= Sidney Faithorn Green =

English Anglo-Catholic Priest (1841–1916)

Sidney Faithorn Green (1841–1916) was an English clergyman who, during the Ritualist controversies in the Church of England, was imprisoned for 20 months for liturgical practice contrary to the Public Worship Regulation Act 1874.

==Background==
Sidney Faithorn Green was born in Kent in 1841. He studied at Tonbridge School and Trinity College, Cambridge. Green was ordained a priest of the Church of England in Manchester in 1866, and served as a curate in Swinton until his appointment as incumbent of St John the Evangelist, Miles Platting, Manchester. He was a follower of the Oxford Movement who celebrated the Eucharist in the style of Anglo-Catholicism, see Anglican Eucharistic theology.

==Timeline of the ritual controversy at Miles Platting==
- June 1869: Green is appointed incumbent of St John's, Miles Platting, Manchester.
- January 1871: Green is admonished by Bishop of Manchester James Fraser for mixing water with wine in the service of Holy Communion. Green agrees to abandon the practice.
- 1874: Green nominates Rev. Harry Cowgill as his curate but Fraser refuses to approve the nomination on the grounds of Cowgill's avowed refusal to accept the authority of the Judicial Committee of the Privy Council in church matters.
- May 1877, Fraser learns that Green is using incense and unlawful vestments, perceived as trappings of Anglo-Catholicism, in his services. Green is again admonished and agrees to abandon the practice.
- 18 May 1878: Fraser receives a petition purporting to be from 320 of Green's parishioners accusing him of "propagation of false doctrine and deadly error".
- 20 May 1878: Fraser responds coolly, pointing out the vagueness of the accusations and the similarity of the handwriting in many of the "signatures".
- 2 December 1878: The Church Association takes up the case and Fraser receives a "presentation" against Green charging, contrary to the Public Worship Regulation Act 1874:
  1. The mixing of wine and water.
————
* [GIVEN REQUEST A] Update the passage of the Sidney Faithorn Green biography from "- May 1877, Fraser" through "and agrees to abandon the practice.", writing "candles" in place of "incense".
* [GIVEN REQUEST B] Format the stretch of the listing from its start through the line containing "505, 722, 580]" as a numbered list, leaving out any blank lines.
————
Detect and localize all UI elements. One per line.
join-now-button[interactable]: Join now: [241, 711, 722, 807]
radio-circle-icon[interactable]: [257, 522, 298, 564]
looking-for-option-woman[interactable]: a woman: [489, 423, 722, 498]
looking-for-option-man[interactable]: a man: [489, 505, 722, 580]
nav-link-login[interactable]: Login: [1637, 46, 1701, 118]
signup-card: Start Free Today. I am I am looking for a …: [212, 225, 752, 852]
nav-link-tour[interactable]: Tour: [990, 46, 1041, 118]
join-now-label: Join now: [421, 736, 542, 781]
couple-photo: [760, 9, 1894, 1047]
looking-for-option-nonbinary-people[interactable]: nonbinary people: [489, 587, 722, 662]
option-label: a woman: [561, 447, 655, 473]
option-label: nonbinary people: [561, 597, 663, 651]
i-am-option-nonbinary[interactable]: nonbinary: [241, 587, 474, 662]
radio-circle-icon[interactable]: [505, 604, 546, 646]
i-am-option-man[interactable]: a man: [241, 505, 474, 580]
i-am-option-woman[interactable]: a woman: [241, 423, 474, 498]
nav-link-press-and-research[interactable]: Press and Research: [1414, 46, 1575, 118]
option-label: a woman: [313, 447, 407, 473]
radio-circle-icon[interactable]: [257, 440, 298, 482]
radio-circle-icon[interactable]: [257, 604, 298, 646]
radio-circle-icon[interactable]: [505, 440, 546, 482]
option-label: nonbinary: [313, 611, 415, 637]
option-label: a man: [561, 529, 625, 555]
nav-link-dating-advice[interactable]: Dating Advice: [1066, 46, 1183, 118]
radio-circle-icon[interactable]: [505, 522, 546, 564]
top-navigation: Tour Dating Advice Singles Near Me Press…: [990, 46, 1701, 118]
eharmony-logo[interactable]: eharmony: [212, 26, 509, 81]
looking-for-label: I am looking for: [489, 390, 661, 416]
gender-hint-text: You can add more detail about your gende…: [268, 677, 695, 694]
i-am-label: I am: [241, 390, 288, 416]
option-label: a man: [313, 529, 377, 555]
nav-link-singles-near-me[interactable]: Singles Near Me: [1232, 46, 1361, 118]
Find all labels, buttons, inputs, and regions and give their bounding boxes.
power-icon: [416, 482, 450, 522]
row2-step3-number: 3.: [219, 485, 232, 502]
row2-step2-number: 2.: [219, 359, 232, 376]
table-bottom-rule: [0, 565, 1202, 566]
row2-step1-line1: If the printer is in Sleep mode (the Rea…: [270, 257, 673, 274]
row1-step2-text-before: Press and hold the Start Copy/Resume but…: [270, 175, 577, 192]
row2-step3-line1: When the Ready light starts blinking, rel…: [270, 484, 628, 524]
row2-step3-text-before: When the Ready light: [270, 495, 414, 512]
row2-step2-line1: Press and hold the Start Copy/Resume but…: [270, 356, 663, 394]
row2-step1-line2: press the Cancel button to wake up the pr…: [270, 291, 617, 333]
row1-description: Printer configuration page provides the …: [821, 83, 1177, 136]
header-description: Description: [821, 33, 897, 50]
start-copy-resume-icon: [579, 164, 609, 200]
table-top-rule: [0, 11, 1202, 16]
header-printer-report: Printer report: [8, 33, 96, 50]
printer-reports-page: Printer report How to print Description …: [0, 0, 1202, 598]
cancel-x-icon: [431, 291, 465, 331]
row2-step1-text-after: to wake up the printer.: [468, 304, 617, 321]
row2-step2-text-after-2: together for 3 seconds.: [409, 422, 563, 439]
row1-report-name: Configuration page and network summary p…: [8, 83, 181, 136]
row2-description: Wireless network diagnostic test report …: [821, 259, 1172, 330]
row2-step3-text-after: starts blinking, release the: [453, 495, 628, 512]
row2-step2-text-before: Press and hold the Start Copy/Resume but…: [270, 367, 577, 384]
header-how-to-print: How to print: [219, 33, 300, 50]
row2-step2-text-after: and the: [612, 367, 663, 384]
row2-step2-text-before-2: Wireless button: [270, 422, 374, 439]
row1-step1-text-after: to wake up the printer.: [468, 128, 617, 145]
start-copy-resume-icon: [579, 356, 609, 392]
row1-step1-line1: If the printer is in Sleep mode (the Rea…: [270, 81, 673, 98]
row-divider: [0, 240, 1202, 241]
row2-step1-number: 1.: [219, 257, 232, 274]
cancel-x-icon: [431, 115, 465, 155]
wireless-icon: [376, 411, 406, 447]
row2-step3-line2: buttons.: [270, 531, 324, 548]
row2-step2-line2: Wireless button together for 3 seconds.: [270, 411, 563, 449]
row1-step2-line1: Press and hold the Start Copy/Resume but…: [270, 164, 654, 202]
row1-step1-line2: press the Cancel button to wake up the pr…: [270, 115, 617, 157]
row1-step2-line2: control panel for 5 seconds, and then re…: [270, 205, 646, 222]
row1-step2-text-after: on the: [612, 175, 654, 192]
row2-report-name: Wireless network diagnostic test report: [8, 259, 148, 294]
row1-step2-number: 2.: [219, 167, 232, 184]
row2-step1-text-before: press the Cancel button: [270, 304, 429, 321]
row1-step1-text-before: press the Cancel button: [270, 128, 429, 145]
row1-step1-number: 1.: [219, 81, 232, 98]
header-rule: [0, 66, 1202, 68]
————
* [FINAL ANSWER A]
- May 1877, Fraser learns that Green is using candles and unlawful vestments, perceived as trappings of Anglo-Catholicism, in his services. Green is again admonished and agrees to abandon the practice.

* [FINAL ANSWER B]
1. Detect and localize all UI elements. One per line.
2. join-now-button[interactable]: Join now: [241, 711, 722, 807]
3. radio-circle-icon[interactable]: [257, 522, 298, 564]
4. looking-for-option-woman[interactable]: a woman: [489, 423, 722, 498]
5. looking-for-option-man[interactable]: a man: [489, 505, 722, 580]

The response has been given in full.